■ **Written task**: Find all lines in the listing that include the word "change", then copy them.

■ **Data supplied**:
◆ ◆ ◆ ◆ ◆
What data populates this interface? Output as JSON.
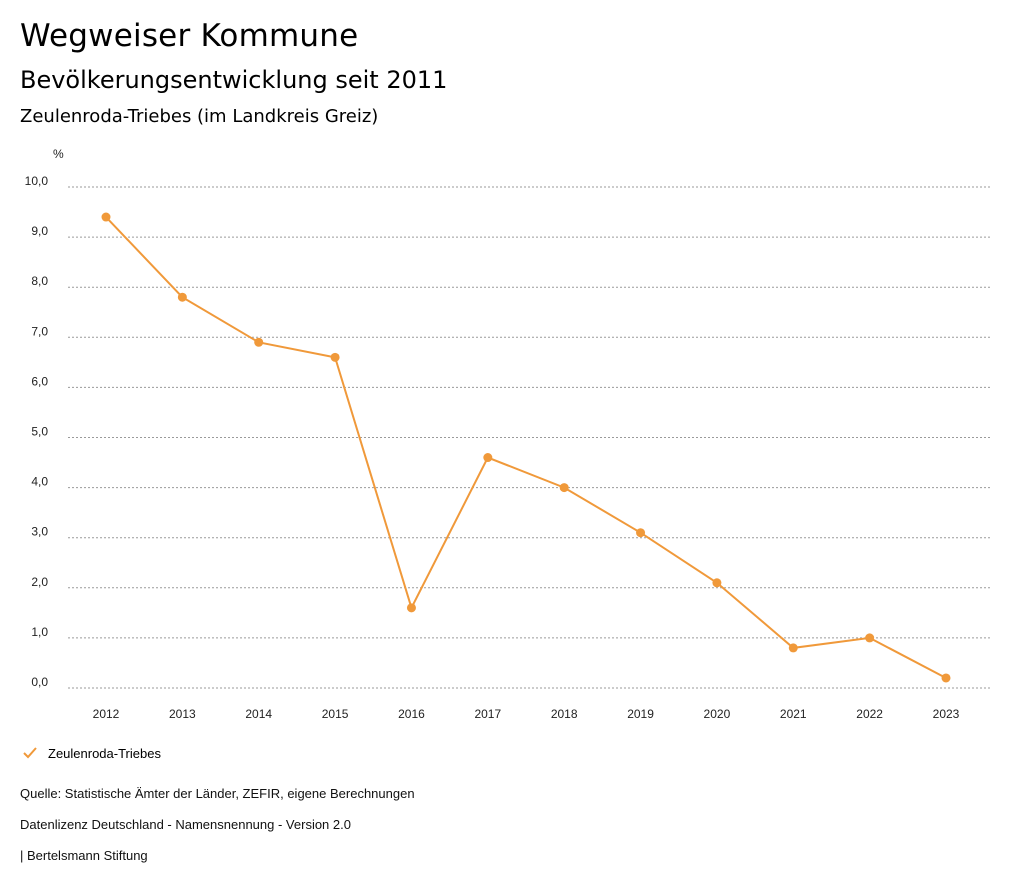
{
  "header": {
    "title": "Wegweiser Kommune",
    "subtitle": "Bevölkerungsentwicklung seit 2011",
    "region": "Zeulenroda-Triebes (im Landkreis Greiz)"
  },
  "chart_data": {
    "type": "line",
    "title": "Bevölkerungsentwicklung seit 2011",
    "ylabel": "%",
    "xlabel": "",
    "categories": [
      "2012",
      "2013",
      "2014",
      "2015",
      "2016",
      "2017",
      "2018",
      "2019",
      "2020",
      "2021",
      "2022",
      "2023"
    ],
    "series": [
      {
        "name": "Zeulenroda-Triebes",
        "values": [
          9.4,
          7.8,
          6.9,
          6.6,
          1.6,
          4.6,
          4.0,
          3.1,
          2.1,
          0.8,
          1.0,
          0.2
        ]
      }
    ],
    "ylim": [
      0,
      10
    ],
    "yticks": [
      "0,0",
      "1,0",
      "2,0",
      "3,0",
      "4,0",
      "5,0",
      "6,0",
      "7,0",
      "8,0",
      "9,0",
      "10,0"
    ],
    "grid": true,
    "legend_position": "bottom-left",
    "color": "#f0993a"
  },
  "legend": {
    "label": "Zeulenroda-Triebes"
  },
  "footer": {
    "source": "Quelle: Statistische Ämter der Länder, ZEFIR, eigene Berechnungen",
    "license": "Datenlizenz Deutschland - Namensnennung - Version 2.0",
    "publisher": "| Bertelsmann Stiftung"
  }
}
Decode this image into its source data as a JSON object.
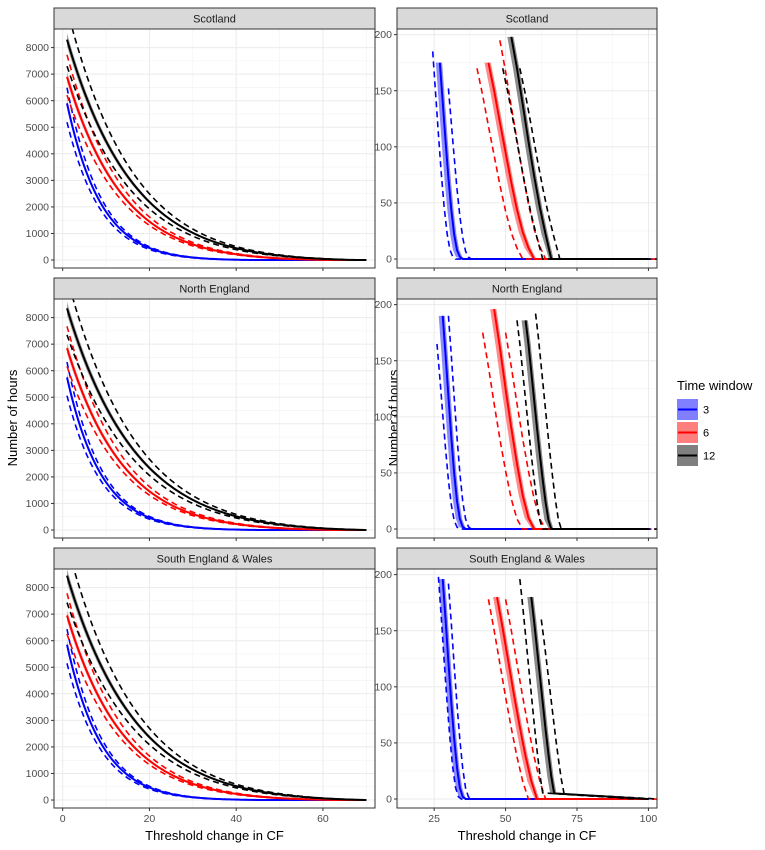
{
  "chart_data": {
    "type": "line",
    "ylabel": "Number of hours",
    "xlabel_left": "Threshold change in CF",
    "xlabel_right": "Threshold change in CF",
    "legend": {
      "title": "Time window",
      "placement": "right",
      "entries": [
        {
          "label": "3",
          "color": "#0000ff"
        },
        {
          "label": "6",
          "color": "#ff0000"
        },
        {
          "label": "12",
          "color": "#000000"
        }
      ]
    },
    "grid": true,
    "left_panels": {
      "xlim": [
        -2,
        72
      ],
      "ylim": [
        -300,
        8700
      ],
      "xticks": [
        0,
        20,
        40,
        60
      ],
      "yticks": [
        0,
        1000,
        2000,
        3000,
        4000,
        5000,
        6000,
        7000,
        8000
      ]
    },
    "right_panels": {
      "xlim": [
        12,
        103
      ],
      "ylim": [
        -8,
        205
      ],
      "xticks": [
        25,
        50,
        75,
        100
      ],
      "yticks": [
        0,
        50,
        100,
        150,
        200
      ]
    },
    "regions": [
      {
        "name": "Scotland",
        "left": {
          "series": [
            {
              "window": "3",
              "color": "#0000ff",
              "y0": 5900,
              "decay": 9.5,
              "end": 45,
              "lo": 0.88,
              "hi": 1.1
            },
            {
              "window": "6",
              "color": "#ff0000",
              "y0": 6900,
              "decay": 16,
              "end": 62,
              "lo": 0.9,
              "hi": 1.12
            },
            {
              "window": "12",
              "color": "#000000",
              "y0": 8300,
              "decay": 19,
              "end": 68,
              "lo": 0.88,
              "hi": 1.14
            }
          ]
        },
        "right": {
          "series": [
            {
              "window": "3",
              "color": "#0000ff",
              "x": [
                27,
                28,
                29,
                30,
                31,
                32,
                33,
                34,
                35,
                100
              ],
              "y": [
                175,
                140,
                105,
                72,
                44,
                22,
                8,
                2,
                0,
                0
              ],
              "dash_lo": -2.5,
              "dash_hi": 3,
              "dash_top_lo": 185,
              "dash_top_hi": 152
            },
            {
              "window": "6",
              "color": "#ff0000",
              "x": [
                44,
                46,
                48,
                50,
                52,
                54,
                56,
                58,
                60,
                100
              ],
              "y": [
                175,
                150,
                122,
                95,
                68,
                44,
                24,
                10,
                0,
                0
              ],
              "dash_lo": -4,
              "dash_hi": 4,
              "dash_top_lo": 170,
              "dash_top_hi": 195
            },
            {
              "window": "12",
              "color": "#000000",
              "x": [
                52,
                54,
                56,
                58,
                60,
                62,
                64,
                66,
                100
              ],
              "y": [
                198,
                170,
                138,
                105,
                74,
                46,
                22,
                0,
                0
              ],
              "dash_lo": -3,
              "dash_hi": 3,
              "dash_top_lo": 170,
              "dash_top_hi": 170
            }
          ]
        }
      },
      {
        "name": "North England",
        "left": {
          "series": [
            {
              "window": "3",
              "color": "#0000ff",
              "y0": 5750,
              "decay": 9.5,
              "end": 48,
              "lo": 0.88,
              "hi": 1.1
            },
            {
              "window": "6",
              "color": "#ff0000",
              "y0": 6850,
              "decay": 16,
              "end": 64,
              "lo": 0.9,
              "hi": 1.12
            },
            {
              "window": "12",
              "color": "#000000",
              "y0": 8350,
              "decay": 20,
              "end": 70,
              "lo": 0.88,
              "hi": 1.14
            }
          ]
        },
        "right": {
          "series": [
            {
              "window": "3",
              "color": "#0000ff",
              "x": [
                28,
                29,
                30,
                31,
                32,
                33,
                34,
                35,
                36,
                100
              ],
              "y": [
                190,
                155,
                118,
                82,
                50,
                25,
                9,
                2,
                0,
                0
              ],
              "dash_lo": -2,
              "dash_hi": 2,
              "dash_top_lo": 165,
              "dash_top_hi": 190
            },
            {
              "window": "6",
              "color": "#ff0000",
              "x": [
                46,
                48,
                50,
                52,
                54,
                56,
                58,
                60,
                100
              ],
              "y": [
                196,
                162,
                125,
                90,
                58,
                30,
                10,
                0,
                0
              ],
              "dash_lo": -4,
              "dash_hi": 4,
              "dash_top_lo": 175,
              "dash_top_hi": 175
            },
            {
              "window": "12",
              "color": "#000000",
              "x": [
                57,
                58,
                59,
                60,
                61,
                62,
                63,
                64,
                65,
                66,
                100
              ],
              "y": [
                186,
                165,
                140,
                115,
                90,
                66,
                44,
                24,
                8,
                0,
                0
              ],
              "dash_lo": -3,
              "dash_hi": 3.5,
              "dash_top_lo": 186,
              "dash_top_hi": 192
            }
          ]
        }
      },
      {
        "name": "South England & Wales",
        "left": {
          "series": [
            {
              "window": "3",
              "color": "#0000ff",
              "y0": 5850,
              "decay": 9.5,
              "end": 48,
              "lo": 0.88,
              "hi": 1.1
            },
            {
              "window": "6",
              "color": "#ff0000",
              "y0": 6950,
              "decay": 16,
              "end": 64,
              "lo": 0.9,
              "hi": 1.12
            },
            {
              "window": "12",
              "color": "#000000",
              "y0": 8450,
              "decay": 20,
              "end": 70,
              "lo": 0.88,
              "hi": 1.14
            }
          ]
        },
        "right": {
          "series": [
            {
              "window": "3",
              "color": "#0000ff",
              "x": [
                28,
                29,
                30,
                31,
                32,
                33,
                34,
                35,
                36,
                100
              ],
              "y": [
                196,
                160,
                122,
                86,
                54,
                28,
                10,
                2,
                0,
                0
              ],
              "dash_lo": -1.5,
              "dash_hi": 2,
              "dash_top_lo": 198,
              "dash_top_hi": 192
            },
            {
              "window": "6",
              "color": "#ff0000",
              "x": [
                47,
                49,
                51,
                53,
                55,
                57,
                59,
                61,
                100
              ],
              "y": [
                180,
                152,
                122,
                92,
                64,
                38,
                16,
                0,
                0
              ],
              "dash_lo": -3,
              "dash_hi": 3,
              "dash_top_lo": 178,
              "dash_top_hi": 178
            },
            {
              "window": "12",
              "color": "#000000",
              "x": [
                59,
                60,
                61,
                62,
                63,
                64,
                65,
                66,
                67,
                100
              ],
              "y": [
                180,
                158,
                134,
                110,
                86,
                62,
                40,
                20,
                5,
                0
              ],
              "dash_lo": -4,
              "dash_hi": 3.5,
              "dash_top_lo": 196,
              "dash_top_hi": 160
            }
          ]
        }
      }
    ]
  }
}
◆ ◆ ◆ ◆ ◆
■ **Right answer**:
    "xlabel_left": "Threshold change in CF",
    "xlabel_right": "Threshold change in CF",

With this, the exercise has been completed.